──────── 表示された文章 ────────

早くも来年4月に任期満了となる日本銀行の黒田総裁の後任の予想が始まっている。雨宮副総裁と中曽宏大和総研理事長(前副総裁)がエコノミストの間では有力な候補とみられているとブルームバーグが報じる。
次期日銀総裁は雨宮氏と中曽氏が有力、正常化へ実務重視-サーベイ - Bloomberg
日銀出身の雨宮氏と中曽氏が有力視されるのは、次期総裁が金融政策の正常化を含めて実務的にも難しい対応を迫られるとの見方が背景にある。(出所:ブルームバーグ)
黒田総裁は2013年の就任以降、2%の物価安定目標の実現を目指し、黒田バズーカと称して大胆な金融政策を繰り広げ異例の金融緩和を続けてきた。

──────── 与えられた情報 ────────

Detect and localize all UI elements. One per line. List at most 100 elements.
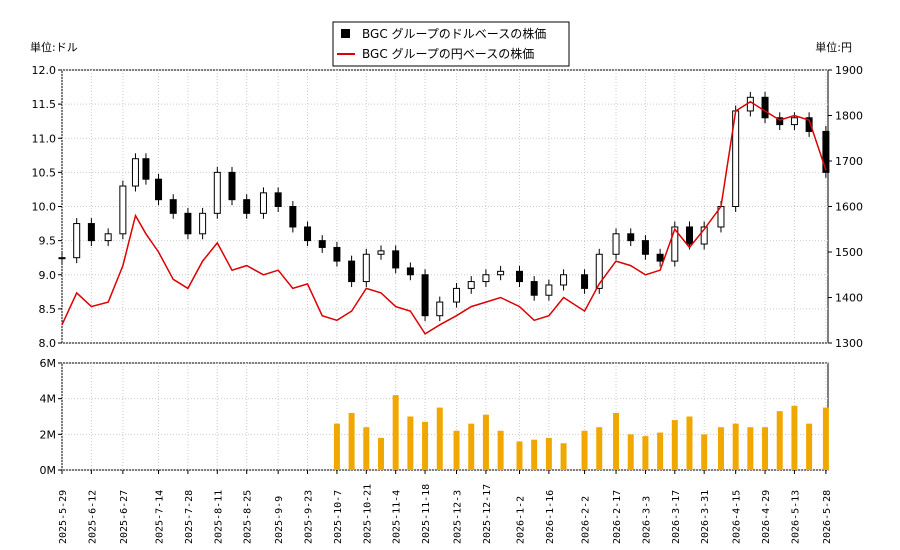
candle-body — [671, 226, 679, 262]
candle-body — [318, 240, 326, 248]
price-ytick-right-label: 1900 — [835, 64, 863, 77]
price-ytick-right-label: 1500 — [835, 246, 863, 259]
price-ytick-left-label: 10.5 — [32, 166, 57, 179]
candle-body — [169, 199, 177, 214]
x-tick-label: 2026-1-2 — [516, 496, 527, 544]
x-tick-label: 2025-12-3 — [453, 490, 464, 544]
price-ytick-right-label: 1300 — [835, 337, 863, 350]
volume-bar — [732, 423, 739, 470]
x-tick-label: 2025-12-17 — [482, 484, 493, 544]
date-x-axis: 2025-5-29 2025-6-12 2025-6-27 2025-7-14 2025… — [58, 470, 833, 544]
volume-bar — [407, 416, 414, 470]
price-ytick-left-label: 11.5 — [32, 98, 57, 111]
x-tick-label: 2026-5-28 — [822, 490, 833, 544]
x-tick-label: 2025-6-27 — [119, 490, 130, 544]
candle-body — [627, 233, 635, 242]
candle-body — [377, 250, 385, 255]
candle-body — [131, 158, 139, 187]
price-ytick-right-label: 1700 — [835, 155, 863, 168]
volume-bar — [762, 427, 769, 470]
candle-body — [348, 260, 356, 283]
price-y-axis-right: 1300 1400 1500 1600 1700 1800 1900 — [828, 64, 863, 350]
candle-body — [73, 223, 81, 259]
x-tick-label: 2026-3-31 — [700, 490, 711, 544]
volume-bar — [377, 437, 384, 470]
candle-body — [805, 117, 813, 132]
candle-body — [274, 192, 282, 208]
candle-body — [228, 171, 236, 201]
volume-bar — [392, 395, 399, 470]
volume-bar — [497, 430, 504, 470]
x-tick-label: 2025-10-21 — [362, 484, 373, 544]
candle-body — [421, 274, 429, 317]
candle-body — [641, 240, 649, 255]
candle-body — [155, 178, 163, 201]
price-y-axis-left: 8.0 8.5 9.0 9.5 10.0 10.5 11.0 11.5 12.0 — [32, 64, 62, 350]
price-ytick-left-label: 8.0 — [39, 337, 57, 350]
candle-body — [304, 226, 312, 242]
x-tick-label: 2026-1-16 — [545, 490, 556, 544]
candle-body — [392, 250, 400, 269]
x-tick-label: 2025-11-18 — [421, 484, 432, 544]
volume-bar — [613, 412, 620, 470]
price-ytick-left-label: 9.5 — [39, 235, 57, 248]
legend: BGC グループのドルベースの株価 BGC グループの円ベースの株価 — [332, 21, 570, 67]
price-ytick-right-label: 1800 — [835, 110, 863, 123]
volume-bar — [717, 427, 724, 470]
volume-bar — [348, 412, 355, 470]
candle-body — [560, 274, 568, 286]
price-ytick-left-label: 12.0 — [32, 64, 57, 77]
legend-usd-swatch — [341, 29, 350, 38]
x-tick-label: 2026-3-17 — [671, 490, 682, 544]
price-ytick-left-label: 9.0 — [39, 269, 57, 282]
volume-bar — [791, 405, 798, 470]
candle-body — [497, 270, 505, 276]
candle-body — [761, 96, 769, 119]
candle-body — [184, 212, 192, 235]
candle-body — [776, 117, 784, 126]
left-unit-label: 単位:ドル — [30, 40, 78, 54]
volume-ytick-label: 2M — [40, 428, 57, 441]
candle-body — [516, 270, 524, 283]
candle-body — [289, 206, 297, 228]
volume-bar — [806, 423, 813, 470]
candle-body — [199, 212, 207, 235]
candle-body — [243, 199, 251, 214]
x-tick-label: 2026-4-15 — [732, 490, 743, 544]
volume-bar — [436, 407, 443, 470]
candle-body — [453, 287, 461, 303]
candle-body — [482, 274, 490, 283]
x-tick-label: 2025-5-29 — [58, 490, 69, 544]
price-ytick-left-label: 10.0 — [32, 201, 57, 214]
candle-body — [822, 130, 830, 173]
candle-body — [142, 158, 150, 180]
volume-bar — [531, 439, 538, 470]
x-tick-label: 2026-5-13 — [790, 490, 801, 544]
volume-bar — [422, 421, 429, 470]
x-tick-label: 2025-8-25 — [243, 490, 254, 544]
candle-body — [58, 257, 66, 260]
candle-body — [436, 301, 444, 317]
volume-bar — [453, 430, 460, 470]
candle-body — [685, 226, 693, 245]
x-tick-label: 2025-9-23 — [304, 490, 315, 544]
candle-body — [700, 226, 708, 245]
candle-body — [530, 281, 538, 296]
candle-body — [333, 246, 341, 262]
volume-bar — [671, 420, 678, 470]
price-ytick-left-label: 11.0 — [32, 132, 57, 145]
x-tick-label: 2025-8-11 — [213, 490, 224, 544]
price-ytick-right-label: 1400 — [835, 292, 863, 305]
volume-bars — [333, 395, 829, 470]
volume-bar — [701, 434, 708, 470]
volume-ytick-label: 4M — [40, 393, 57, 406]
volume-bar — [627, 434, 634, 470]
volume-bar — [581, 430, 588, 470]
candle-body — [259, 192, 267, 214]
volume-panel — [61, 362, 829, 471]
right-unit-label: 単位:円 — [815, 40, 852, 54]
x-tick-label: 2026-4-29 — [761, 490, 772, 544]
x-tick-label: 2025-7-14 — [155, 490, 166, 544]
x-tick-label: 2025-9-9 — [274, 496, 285, 544]
legend-usd-label: BGC グループのドルベースの株価 — [362, 26, 546, 41]
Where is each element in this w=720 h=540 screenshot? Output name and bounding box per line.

────────

やること
表示された文章の「黒田総裁は2013年の就任以降」で始まる段落を、大事な点を残して短く書き直してください。

正しい答え
黒田総裁は2013年の就任以来、2%の物価安定目標に向けて「黒田バズーカ」と呼ばれる大胆な政策で異例の金融緩和を続けてきた。